Begin MATERIAL PROVIDED

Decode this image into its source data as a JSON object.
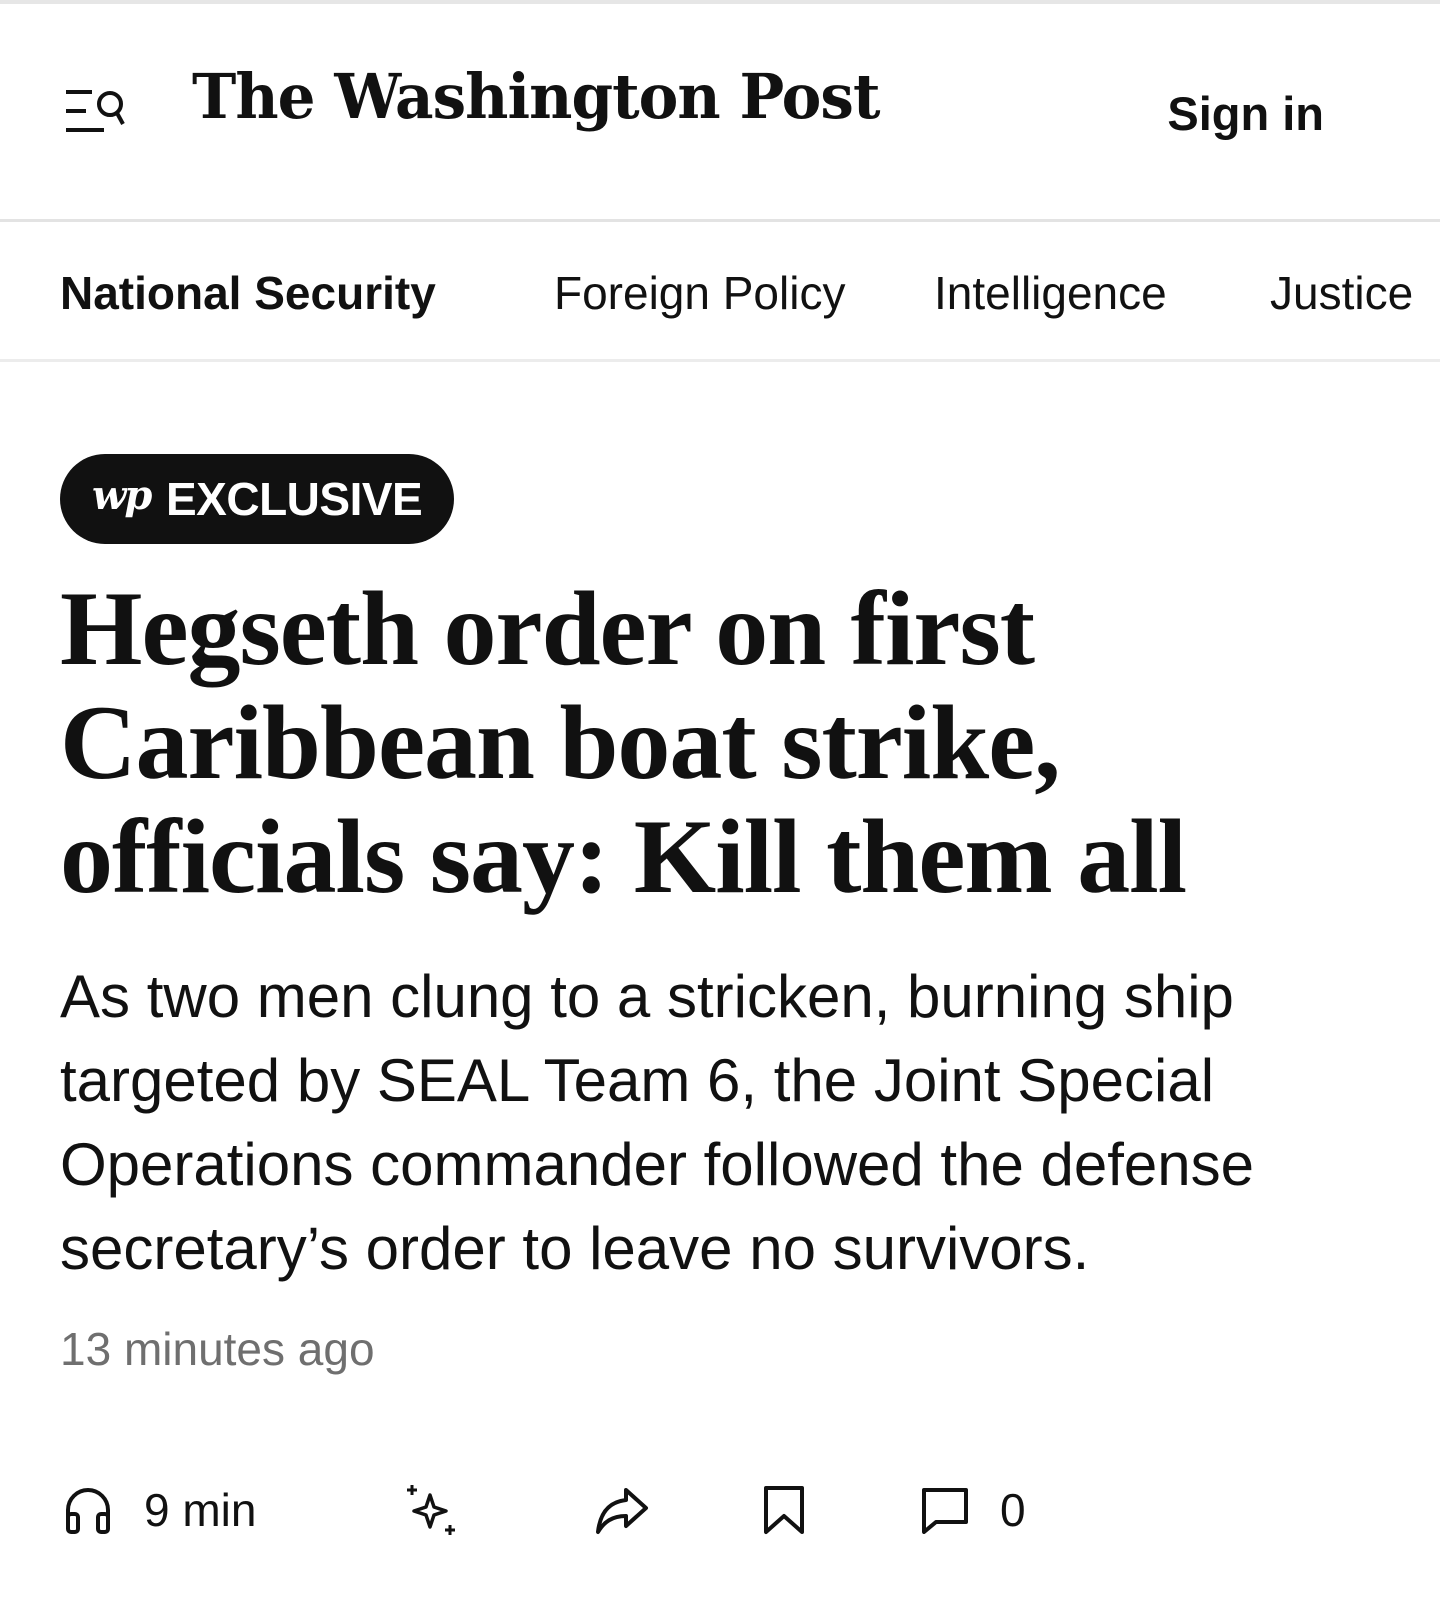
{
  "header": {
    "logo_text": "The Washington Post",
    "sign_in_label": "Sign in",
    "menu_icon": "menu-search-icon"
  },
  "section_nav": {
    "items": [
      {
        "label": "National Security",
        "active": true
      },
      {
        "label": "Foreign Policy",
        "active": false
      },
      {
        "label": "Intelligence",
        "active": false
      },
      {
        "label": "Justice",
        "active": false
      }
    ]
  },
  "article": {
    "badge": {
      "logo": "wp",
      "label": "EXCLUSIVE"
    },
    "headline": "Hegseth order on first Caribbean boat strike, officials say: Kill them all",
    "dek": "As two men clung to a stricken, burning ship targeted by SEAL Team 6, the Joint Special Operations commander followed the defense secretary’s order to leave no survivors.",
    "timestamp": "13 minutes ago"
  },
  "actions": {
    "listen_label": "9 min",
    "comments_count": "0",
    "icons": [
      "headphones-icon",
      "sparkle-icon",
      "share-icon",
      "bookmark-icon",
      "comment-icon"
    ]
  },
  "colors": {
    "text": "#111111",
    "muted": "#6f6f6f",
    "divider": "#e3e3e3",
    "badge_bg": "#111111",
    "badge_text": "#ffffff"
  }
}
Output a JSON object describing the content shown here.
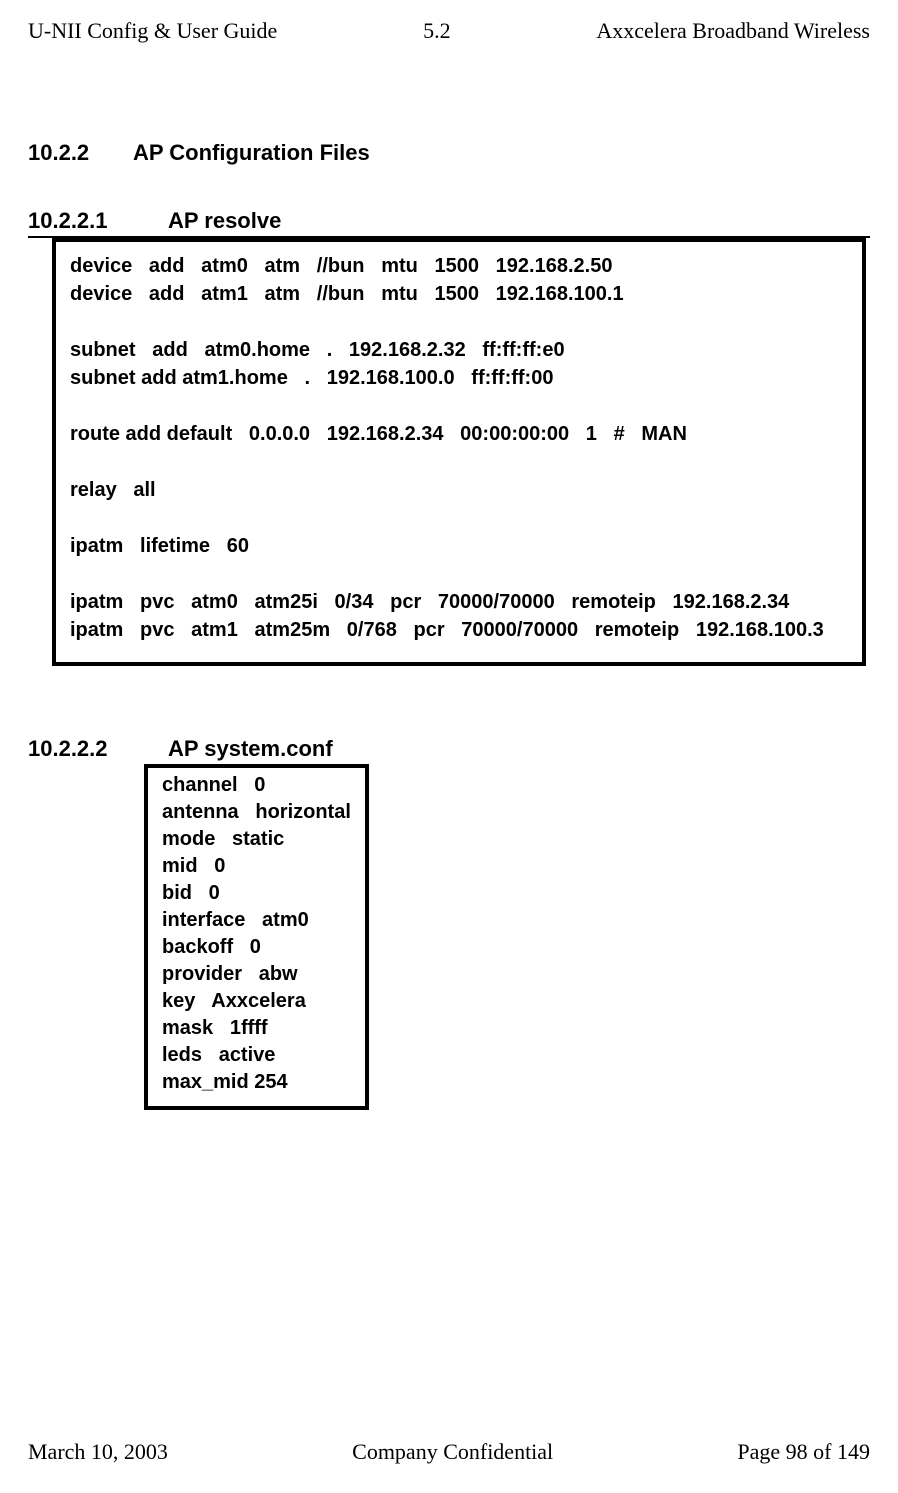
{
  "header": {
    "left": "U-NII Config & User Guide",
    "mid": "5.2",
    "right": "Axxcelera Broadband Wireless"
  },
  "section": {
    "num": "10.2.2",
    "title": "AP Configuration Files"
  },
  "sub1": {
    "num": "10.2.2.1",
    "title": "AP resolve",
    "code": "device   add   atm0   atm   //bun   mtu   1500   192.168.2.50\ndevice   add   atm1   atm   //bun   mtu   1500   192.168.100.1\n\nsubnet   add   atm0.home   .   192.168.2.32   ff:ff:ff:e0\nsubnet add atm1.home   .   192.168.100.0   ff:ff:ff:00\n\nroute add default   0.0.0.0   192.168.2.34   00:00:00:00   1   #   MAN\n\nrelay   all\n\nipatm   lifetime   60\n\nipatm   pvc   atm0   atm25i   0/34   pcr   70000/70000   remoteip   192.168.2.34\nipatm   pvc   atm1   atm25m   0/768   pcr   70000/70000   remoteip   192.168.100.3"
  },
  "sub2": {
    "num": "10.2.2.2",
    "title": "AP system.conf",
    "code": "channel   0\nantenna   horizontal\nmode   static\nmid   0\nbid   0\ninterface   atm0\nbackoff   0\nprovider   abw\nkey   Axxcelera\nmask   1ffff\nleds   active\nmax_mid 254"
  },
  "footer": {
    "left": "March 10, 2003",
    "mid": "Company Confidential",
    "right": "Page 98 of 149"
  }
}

End MATERIAL PROVIDED

DIRECTIVE: Figure out how many lines above include the string "right", then report that number and nothing else.

FINISHED EXERCISE: 2